GOAL OF THE EXERCISE » Extract every line that includes the string "GmbH".

^^^^

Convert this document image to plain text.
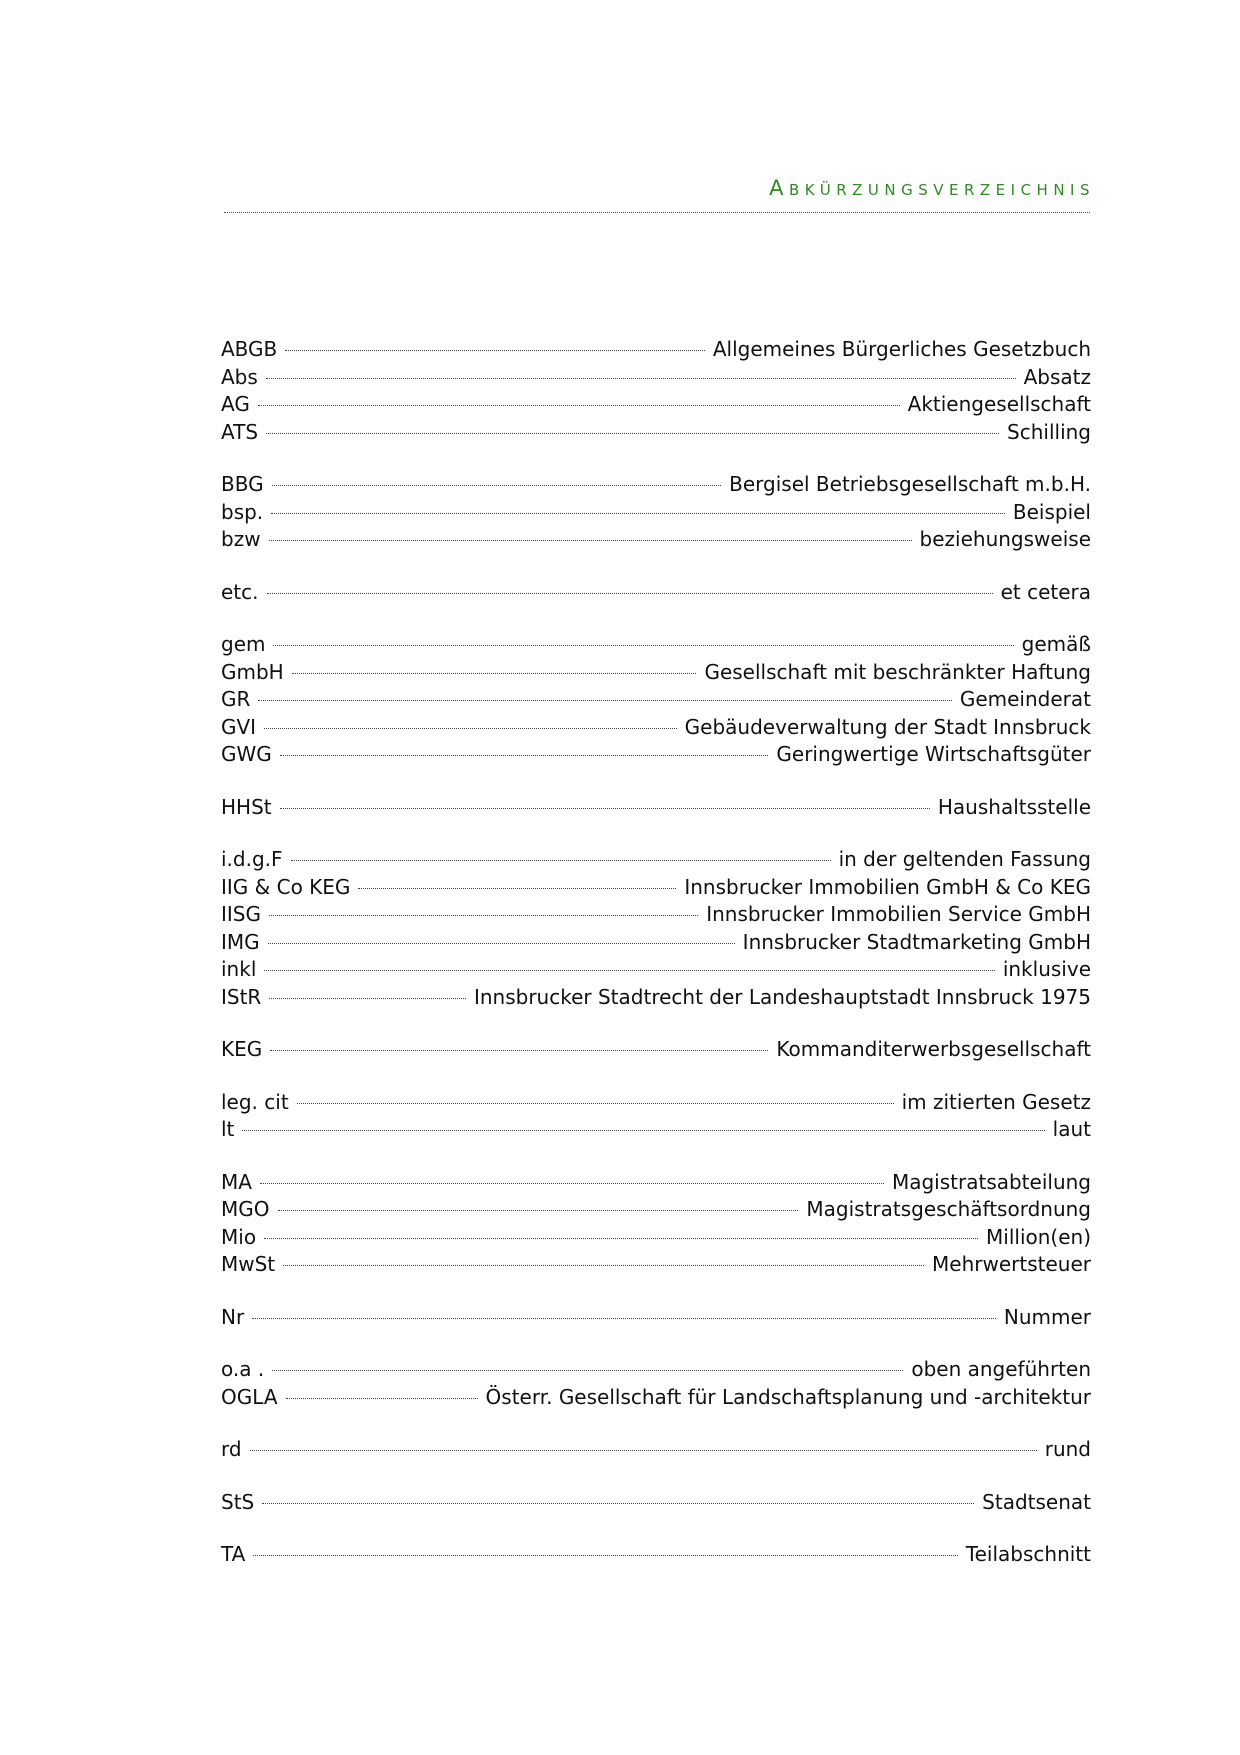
Abkürzungsverzeichnis
ABGB	Allgemeines Bürgerliches Gesetzbuch
Abs	Absatz
AG	Aktiengesellschaft
ATS	Schilling
BBG	Bergisel Betriebsgesellschaft m.b.H.
bsp.	Beispiel
bzw	beziehungsweise
etc.	et cetera
gem	gemäß
GmbH	Gesellschaft mit beschränkter Haftung
GR	Gemeinderat
GVI	Gebäudeverwaltung der Stadt Innsbruck
GWG	Geringwertige Wirtschaftsgüter
HHSt	Haushaltsstelle
i.d.g.F	in der geltenden Fassung
IIG & Co KEG	Innsbrucker Immobilien GmbH & Co KEG
IISG	Innsbrucker Immobilien Service GmbH
IMG	Innsbrucker Stadtmarketing GmbH
inkl	inklusive
IStR	Innsbrucker Stadtrecht der Landeshauptstadt Innsbruck 1975
KEG	Kommanditerwerbsgesellschaft
leg. cit	im zitierten Gesetz
lt	laut
MA	Magistratsabteilung
MGO	Magistratsgeschäftsordnung
Mio	Million(en)
MwSt	Mehrwertsteuer
Nr	Nummer
o.a .	oben angeführten
OGLA	Österr. Gesellschaft für Landschaftsplanung und -architektur
rd	rund
StS	Stadtsenat
TA	Teilabschnitt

^^^^

TASK SOLUTION »
GmbH	Gesellschaft mit beschränkter Haftung
IIG & Co KEG	Innsbrucker Immobilien GmbH & Co KEG
IISG	Innsbrucker Immobilien Service GmbH
IMG	Innsbrucker Stadtmarketing GmbH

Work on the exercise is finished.